### Your goal
Every line that holds the string "axis" is to be identified and copied.

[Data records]
########

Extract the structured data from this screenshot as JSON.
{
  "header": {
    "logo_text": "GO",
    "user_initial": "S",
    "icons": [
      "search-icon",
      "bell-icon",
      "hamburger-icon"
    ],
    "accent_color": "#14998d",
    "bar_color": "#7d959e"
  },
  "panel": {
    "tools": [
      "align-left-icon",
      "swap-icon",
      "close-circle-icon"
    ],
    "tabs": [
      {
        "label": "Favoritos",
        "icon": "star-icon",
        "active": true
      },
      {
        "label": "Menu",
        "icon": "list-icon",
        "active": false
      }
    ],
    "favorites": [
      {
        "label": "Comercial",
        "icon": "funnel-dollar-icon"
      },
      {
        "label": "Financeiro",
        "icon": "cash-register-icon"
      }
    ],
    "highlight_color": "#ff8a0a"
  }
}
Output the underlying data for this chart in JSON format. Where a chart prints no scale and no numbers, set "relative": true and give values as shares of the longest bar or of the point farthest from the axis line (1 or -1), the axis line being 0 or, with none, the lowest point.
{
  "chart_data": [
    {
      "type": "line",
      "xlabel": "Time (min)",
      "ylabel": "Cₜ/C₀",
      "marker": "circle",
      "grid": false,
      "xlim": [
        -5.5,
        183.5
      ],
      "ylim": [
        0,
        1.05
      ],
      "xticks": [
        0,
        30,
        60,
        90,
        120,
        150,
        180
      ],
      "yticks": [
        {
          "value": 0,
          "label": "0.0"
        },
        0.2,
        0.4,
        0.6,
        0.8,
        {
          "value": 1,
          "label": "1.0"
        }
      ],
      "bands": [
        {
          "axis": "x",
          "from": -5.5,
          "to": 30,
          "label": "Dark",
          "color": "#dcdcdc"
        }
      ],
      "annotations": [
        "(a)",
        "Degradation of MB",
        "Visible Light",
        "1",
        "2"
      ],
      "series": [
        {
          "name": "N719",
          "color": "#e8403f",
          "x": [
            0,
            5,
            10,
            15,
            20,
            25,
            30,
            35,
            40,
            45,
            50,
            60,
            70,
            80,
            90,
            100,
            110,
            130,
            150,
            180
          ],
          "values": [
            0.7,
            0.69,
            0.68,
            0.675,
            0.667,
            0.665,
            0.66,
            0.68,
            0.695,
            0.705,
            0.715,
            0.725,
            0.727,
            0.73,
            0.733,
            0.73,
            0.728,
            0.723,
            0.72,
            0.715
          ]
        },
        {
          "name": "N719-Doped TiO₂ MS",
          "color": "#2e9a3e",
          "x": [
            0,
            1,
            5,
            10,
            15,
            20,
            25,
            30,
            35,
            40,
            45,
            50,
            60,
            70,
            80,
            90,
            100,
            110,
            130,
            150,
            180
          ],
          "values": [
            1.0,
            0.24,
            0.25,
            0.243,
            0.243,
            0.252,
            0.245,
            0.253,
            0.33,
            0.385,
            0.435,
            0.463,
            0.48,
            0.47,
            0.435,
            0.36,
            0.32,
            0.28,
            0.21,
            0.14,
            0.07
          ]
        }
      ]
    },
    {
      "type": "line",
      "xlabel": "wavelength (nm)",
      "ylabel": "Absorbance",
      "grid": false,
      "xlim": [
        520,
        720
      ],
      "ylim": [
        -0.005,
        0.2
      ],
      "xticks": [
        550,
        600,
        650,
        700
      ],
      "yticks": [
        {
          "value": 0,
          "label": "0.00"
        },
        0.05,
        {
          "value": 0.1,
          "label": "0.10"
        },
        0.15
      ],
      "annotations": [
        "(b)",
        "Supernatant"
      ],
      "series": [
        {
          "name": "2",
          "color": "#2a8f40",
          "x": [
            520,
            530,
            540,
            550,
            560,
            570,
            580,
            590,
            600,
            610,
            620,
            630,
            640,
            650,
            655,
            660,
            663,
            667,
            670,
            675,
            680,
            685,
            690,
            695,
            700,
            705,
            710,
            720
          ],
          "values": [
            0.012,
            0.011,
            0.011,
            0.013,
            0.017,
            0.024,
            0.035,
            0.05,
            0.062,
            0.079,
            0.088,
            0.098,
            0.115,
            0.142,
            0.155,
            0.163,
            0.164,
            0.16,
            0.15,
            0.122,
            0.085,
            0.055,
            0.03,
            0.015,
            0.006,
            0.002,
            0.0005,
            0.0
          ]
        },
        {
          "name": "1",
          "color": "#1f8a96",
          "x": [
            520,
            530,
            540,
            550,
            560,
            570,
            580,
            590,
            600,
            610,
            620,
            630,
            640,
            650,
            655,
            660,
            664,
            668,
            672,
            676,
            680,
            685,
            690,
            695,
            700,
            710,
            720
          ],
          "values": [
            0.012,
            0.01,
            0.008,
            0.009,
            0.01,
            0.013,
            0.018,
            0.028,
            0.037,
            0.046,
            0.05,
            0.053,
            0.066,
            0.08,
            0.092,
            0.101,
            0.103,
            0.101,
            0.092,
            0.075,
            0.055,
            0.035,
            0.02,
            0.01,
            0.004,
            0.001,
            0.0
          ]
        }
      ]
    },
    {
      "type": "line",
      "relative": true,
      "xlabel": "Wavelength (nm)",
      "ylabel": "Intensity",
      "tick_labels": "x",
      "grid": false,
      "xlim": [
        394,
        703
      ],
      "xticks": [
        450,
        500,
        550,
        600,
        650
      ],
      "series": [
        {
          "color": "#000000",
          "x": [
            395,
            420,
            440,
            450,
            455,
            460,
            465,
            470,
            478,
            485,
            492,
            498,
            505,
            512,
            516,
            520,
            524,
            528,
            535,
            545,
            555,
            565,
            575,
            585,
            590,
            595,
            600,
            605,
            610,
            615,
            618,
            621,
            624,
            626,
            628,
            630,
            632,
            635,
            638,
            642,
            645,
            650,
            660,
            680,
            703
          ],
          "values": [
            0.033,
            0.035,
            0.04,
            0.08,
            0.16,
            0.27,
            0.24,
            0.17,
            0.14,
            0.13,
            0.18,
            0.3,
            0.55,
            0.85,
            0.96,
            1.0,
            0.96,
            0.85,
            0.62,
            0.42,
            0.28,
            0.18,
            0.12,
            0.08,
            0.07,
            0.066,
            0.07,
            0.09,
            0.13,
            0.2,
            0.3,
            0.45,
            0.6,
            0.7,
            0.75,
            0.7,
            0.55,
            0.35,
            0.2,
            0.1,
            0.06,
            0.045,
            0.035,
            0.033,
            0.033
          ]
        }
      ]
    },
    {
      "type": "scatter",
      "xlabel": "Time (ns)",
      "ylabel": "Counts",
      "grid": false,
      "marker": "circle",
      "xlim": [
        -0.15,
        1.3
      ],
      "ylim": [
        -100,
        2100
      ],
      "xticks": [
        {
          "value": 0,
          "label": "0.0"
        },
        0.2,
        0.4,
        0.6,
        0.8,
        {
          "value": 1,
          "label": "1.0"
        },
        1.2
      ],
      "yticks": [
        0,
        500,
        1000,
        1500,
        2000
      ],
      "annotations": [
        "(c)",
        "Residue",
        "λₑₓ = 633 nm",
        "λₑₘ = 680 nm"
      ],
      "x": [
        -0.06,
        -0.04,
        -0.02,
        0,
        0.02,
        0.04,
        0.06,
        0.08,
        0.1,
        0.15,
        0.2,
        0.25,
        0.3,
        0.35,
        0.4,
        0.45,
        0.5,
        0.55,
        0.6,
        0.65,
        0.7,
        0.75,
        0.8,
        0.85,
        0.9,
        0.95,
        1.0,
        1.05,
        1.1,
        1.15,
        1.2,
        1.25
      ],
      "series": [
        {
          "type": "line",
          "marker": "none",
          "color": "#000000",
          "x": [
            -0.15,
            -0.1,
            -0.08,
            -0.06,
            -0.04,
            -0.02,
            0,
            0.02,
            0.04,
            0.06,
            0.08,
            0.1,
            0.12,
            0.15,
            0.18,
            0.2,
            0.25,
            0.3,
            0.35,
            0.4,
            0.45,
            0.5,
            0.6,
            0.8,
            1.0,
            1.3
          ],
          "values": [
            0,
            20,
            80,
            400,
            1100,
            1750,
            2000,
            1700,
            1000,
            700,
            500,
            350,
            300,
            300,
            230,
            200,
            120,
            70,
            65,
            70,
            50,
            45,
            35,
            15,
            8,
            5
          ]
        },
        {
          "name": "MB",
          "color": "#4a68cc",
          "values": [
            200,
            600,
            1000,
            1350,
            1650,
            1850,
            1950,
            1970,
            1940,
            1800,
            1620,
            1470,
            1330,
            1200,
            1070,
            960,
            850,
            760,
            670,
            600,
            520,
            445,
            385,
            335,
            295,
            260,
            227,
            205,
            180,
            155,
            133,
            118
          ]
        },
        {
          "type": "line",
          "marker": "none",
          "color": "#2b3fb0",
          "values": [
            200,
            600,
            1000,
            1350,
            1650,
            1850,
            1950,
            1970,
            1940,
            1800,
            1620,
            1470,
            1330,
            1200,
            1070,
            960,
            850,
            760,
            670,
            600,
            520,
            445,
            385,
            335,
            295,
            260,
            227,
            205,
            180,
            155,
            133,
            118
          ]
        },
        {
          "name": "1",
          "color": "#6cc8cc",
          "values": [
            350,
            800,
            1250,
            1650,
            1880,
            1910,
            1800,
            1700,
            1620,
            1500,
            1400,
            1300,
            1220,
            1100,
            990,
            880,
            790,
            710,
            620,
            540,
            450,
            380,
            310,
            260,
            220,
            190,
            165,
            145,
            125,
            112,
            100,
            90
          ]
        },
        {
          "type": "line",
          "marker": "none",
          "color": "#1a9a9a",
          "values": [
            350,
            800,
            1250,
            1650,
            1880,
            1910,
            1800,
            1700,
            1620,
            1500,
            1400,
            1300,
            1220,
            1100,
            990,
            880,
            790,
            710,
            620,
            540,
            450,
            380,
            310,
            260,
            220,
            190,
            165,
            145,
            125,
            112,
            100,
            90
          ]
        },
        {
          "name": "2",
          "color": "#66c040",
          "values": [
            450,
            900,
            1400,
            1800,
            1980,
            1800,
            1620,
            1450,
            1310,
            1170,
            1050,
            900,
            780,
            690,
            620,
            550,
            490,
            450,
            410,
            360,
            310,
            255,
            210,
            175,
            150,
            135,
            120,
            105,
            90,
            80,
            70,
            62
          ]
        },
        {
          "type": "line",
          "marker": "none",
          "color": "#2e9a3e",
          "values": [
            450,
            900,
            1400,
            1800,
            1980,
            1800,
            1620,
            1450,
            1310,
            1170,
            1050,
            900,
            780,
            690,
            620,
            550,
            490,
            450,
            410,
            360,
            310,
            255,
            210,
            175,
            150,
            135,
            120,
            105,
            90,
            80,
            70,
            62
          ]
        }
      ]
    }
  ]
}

########

### Response below
Output the underlying data for this chart in JSON format. Where a chart prints no scale and no numbers, set "relative": true and give values as shares of the longest bar or of the point farthest from the axis line (1 or -1), the axis line being 0 or, with none, the lowest point.
          "axis": "x",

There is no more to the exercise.